◆ Problem to solve ◆
Find how many lines in the data below mention "acuity". Give the number only.

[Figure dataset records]
----
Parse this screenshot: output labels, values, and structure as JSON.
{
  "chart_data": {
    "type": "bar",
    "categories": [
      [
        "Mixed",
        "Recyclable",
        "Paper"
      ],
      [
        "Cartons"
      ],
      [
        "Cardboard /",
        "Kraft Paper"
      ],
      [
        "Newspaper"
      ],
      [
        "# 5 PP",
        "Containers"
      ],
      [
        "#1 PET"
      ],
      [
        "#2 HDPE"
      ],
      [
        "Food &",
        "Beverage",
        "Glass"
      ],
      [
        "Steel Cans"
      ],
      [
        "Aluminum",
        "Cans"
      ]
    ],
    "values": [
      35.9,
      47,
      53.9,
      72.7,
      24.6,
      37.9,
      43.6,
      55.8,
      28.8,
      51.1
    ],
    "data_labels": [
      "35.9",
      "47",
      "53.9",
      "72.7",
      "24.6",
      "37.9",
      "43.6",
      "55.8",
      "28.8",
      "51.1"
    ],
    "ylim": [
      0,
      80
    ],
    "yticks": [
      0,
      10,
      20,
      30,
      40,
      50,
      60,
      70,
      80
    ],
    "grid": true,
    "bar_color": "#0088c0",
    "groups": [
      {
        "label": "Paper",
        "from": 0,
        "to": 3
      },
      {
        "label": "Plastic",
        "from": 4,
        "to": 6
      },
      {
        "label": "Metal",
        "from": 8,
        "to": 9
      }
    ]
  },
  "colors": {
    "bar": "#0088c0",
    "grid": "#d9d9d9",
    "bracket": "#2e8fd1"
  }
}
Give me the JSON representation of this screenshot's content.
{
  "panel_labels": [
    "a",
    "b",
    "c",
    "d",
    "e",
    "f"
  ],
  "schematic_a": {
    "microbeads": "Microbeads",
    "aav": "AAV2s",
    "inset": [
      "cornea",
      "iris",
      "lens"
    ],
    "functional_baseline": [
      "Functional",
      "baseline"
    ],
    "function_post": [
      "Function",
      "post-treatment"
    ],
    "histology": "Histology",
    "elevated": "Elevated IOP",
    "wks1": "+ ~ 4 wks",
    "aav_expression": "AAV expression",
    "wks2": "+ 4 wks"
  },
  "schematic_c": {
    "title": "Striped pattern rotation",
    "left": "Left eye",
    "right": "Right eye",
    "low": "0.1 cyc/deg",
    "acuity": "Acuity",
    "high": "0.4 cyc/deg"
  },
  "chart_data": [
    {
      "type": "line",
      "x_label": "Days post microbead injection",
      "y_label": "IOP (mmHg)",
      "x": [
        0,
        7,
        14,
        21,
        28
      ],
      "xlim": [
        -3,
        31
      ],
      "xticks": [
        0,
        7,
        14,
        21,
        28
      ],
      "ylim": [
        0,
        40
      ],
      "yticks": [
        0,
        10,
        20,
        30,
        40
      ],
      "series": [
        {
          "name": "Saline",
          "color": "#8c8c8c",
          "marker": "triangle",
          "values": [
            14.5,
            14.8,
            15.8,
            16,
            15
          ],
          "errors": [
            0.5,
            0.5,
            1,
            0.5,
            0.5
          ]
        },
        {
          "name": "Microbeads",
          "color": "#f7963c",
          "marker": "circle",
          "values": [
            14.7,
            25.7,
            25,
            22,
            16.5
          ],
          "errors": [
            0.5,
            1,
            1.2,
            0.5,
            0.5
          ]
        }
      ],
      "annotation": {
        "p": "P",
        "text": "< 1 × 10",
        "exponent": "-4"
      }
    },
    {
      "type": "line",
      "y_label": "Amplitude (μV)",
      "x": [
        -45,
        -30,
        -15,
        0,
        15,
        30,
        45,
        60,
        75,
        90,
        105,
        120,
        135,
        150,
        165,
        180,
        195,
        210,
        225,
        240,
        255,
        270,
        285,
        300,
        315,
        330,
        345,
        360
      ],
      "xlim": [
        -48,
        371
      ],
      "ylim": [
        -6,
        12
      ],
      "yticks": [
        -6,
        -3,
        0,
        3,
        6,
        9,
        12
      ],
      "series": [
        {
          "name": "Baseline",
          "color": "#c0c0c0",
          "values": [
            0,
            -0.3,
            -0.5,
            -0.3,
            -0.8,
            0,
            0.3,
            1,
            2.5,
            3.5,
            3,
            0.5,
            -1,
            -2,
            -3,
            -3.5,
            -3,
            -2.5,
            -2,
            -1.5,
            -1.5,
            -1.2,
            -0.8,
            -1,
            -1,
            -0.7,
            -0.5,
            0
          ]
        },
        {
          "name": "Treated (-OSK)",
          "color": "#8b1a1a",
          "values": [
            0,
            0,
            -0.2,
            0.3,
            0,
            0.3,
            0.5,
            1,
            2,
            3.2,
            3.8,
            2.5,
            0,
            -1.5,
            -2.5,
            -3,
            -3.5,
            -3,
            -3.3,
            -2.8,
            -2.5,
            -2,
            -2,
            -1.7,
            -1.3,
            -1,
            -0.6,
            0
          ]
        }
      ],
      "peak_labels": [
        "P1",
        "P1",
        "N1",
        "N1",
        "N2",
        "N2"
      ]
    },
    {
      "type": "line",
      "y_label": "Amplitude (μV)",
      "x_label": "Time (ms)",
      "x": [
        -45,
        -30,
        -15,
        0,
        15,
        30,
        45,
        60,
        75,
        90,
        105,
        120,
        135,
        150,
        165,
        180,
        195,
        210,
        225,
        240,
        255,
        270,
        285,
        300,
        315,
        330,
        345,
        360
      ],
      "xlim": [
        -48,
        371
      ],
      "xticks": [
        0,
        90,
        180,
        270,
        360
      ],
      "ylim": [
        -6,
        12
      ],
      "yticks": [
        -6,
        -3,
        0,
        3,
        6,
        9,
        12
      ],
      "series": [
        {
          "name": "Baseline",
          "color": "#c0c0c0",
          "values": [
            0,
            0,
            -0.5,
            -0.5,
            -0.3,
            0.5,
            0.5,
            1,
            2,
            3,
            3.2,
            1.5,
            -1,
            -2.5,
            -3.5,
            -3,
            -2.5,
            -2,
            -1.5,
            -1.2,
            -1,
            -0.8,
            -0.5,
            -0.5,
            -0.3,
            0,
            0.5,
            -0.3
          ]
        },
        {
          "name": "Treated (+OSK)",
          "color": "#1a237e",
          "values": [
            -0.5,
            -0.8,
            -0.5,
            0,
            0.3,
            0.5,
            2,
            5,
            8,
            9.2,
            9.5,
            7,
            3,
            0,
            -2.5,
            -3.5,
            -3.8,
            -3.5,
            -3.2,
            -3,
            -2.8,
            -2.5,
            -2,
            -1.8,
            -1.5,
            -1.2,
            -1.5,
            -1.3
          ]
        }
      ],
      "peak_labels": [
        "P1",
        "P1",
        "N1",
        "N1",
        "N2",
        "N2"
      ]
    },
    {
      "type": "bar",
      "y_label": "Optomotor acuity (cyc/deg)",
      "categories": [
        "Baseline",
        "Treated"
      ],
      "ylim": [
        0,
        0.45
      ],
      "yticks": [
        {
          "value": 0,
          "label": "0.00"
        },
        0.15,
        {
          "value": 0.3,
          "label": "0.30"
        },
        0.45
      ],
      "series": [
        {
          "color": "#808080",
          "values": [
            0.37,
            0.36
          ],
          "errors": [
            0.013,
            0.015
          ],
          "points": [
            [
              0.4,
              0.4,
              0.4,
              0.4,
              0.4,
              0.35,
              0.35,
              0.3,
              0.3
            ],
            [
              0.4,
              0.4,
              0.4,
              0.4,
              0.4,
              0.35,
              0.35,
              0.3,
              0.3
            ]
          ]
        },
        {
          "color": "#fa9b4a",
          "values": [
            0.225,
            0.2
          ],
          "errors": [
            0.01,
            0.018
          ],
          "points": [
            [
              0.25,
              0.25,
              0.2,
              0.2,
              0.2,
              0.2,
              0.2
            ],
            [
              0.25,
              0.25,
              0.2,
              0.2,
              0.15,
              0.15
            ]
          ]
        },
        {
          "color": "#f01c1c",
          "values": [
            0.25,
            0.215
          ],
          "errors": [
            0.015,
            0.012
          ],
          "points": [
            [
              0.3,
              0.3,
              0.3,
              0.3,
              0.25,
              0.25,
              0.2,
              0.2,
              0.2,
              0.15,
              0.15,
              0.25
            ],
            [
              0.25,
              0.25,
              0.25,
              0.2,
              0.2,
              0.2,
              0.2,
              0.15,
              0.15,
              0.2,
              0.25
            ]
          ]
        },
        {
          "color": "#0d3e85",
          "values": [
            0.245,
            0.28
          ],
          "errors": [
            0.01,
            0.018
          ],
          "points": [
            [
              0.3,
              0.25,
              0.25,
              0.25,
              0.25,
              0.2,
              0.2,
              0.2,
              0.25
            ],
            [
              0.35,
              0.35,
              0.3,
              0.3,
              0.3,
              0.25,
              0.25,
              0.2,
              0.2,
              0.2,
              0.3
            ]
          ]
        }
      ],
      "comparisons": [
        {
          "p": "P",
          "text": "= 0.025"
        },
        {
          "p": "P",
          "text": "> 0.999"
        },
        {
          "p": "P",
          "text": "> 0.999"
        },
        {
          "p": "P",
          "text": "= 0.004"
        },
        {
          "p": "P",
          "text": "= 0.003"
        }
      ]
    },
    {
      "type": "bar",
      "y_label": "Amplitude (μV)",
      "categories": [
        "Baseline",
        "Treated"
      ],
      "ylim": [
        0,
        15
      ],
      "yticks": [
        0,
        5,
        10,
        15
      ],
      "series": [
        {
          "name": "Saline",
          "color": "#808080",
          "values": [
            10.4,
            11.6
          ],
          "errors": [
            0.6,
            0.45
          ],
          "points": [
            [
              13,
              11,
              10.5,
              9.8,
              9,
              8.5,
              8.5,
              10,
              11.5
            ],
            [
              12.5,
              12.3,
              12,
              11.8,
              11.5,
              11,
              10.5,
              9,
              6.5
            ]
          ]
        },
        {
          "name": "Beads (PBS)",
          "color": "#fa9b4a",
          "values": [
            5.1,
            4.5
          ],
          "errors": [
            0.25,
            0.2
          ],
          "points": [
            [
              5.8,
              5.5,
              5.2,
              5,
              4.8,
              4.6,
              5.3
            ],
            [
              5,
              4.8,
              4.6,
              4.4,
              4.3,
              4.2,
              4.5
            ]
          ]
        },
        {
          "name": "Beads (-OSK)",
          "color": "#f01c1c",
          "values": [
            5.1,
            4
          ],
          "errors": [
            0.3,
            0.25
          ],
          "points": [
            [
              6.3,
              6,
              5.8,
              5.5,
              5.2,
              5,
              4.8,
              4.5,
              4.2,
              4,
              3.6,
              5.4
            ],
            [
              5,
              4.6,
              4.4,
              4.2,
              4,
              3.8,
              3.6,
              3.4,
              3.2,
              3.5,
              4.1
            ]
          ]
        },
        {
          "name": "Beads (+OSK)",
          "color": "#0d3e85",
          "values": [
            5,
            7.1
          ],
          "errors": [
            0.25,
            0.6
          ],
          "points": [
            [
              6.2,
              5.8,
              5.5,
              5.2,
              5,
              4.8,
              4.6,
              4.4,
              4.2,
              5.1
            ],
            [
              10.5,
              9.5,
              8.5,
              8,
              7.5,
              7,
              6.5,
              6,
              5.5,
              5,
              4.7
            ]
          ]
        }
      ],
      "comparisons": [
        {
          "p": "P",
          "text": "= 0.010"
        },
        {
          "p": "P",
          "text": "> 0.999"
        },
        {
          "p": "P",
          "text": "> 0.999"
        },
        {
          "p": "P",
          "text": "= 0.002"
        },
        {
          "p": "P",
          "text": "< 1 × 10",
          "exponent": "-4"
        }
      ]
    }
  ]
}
----
◆ Solution to this task ◆
2